▶ _GOAL_: Lines holding the string "expense" are the ones to copy from this listing.

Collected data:
========

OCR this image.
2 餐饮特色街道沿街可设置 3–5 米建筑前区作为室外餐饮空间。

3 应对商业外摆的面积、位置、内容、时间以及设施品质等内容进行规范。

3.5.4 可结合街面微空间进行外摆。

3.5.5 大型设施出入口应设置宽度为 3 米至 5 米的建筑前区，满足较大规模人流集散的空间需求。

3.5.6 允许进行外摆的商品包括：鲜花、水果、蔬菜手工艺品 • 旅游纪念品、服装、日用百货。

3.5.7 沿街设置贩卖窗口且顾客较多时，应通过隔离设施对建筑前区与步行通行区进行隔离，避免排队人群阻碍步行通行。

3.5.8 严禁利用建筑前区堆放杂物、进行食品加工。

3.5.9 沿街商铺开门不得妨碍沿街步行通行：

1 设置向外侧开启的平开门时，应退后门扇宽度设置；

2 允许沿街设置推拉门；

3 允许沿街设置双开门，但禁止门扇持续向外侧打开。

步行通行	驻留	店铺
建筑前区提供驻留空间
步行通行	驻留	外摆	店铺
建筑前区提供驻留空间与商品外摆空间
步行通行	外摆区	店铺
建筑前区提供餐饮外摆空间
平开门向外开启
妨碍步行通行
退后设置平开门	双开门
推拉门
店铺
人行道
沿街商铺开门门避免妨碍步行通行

========

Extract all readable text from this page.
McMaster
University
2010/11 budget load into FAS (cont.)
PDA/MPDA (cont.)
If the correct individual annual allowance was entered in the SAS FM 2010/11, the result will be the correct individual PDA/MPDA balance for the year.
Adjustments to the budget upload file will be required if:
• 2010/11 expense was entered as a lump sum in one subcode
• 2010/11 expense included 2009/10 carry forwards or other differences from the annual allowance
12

========

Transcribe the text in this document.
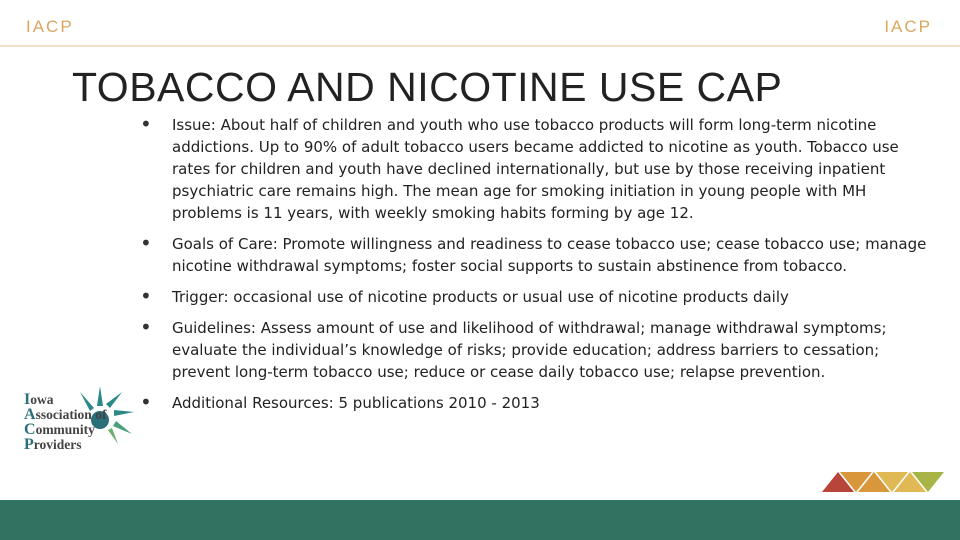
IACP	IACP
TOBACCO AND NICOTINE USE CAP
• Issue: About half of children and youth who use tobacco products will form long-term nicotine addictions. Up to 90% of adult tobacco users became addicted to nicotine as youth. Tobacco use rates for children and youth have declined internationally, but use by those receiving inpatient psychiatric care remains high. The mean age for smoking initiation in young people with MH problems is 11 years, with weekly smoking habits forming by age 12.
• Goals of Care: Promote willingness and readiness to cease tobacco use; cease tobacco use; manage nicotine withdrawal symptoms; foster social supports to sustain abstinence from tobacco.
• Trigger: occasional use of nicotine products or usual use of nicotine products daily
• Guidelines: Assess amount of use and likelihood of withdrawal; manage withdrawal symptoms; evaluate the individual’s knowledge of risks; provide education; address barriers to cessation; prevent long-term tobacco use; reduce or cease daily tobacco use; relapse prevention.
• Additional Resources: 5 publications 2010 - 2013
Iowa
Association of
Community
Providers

========

▶ _ANSWER TO THE PROBLEM_:
• 2010/11 expense was entered as a lump sum in one subcode
• 2010/11 expense included 2009/10 carry forwards or other differences from the annual allowance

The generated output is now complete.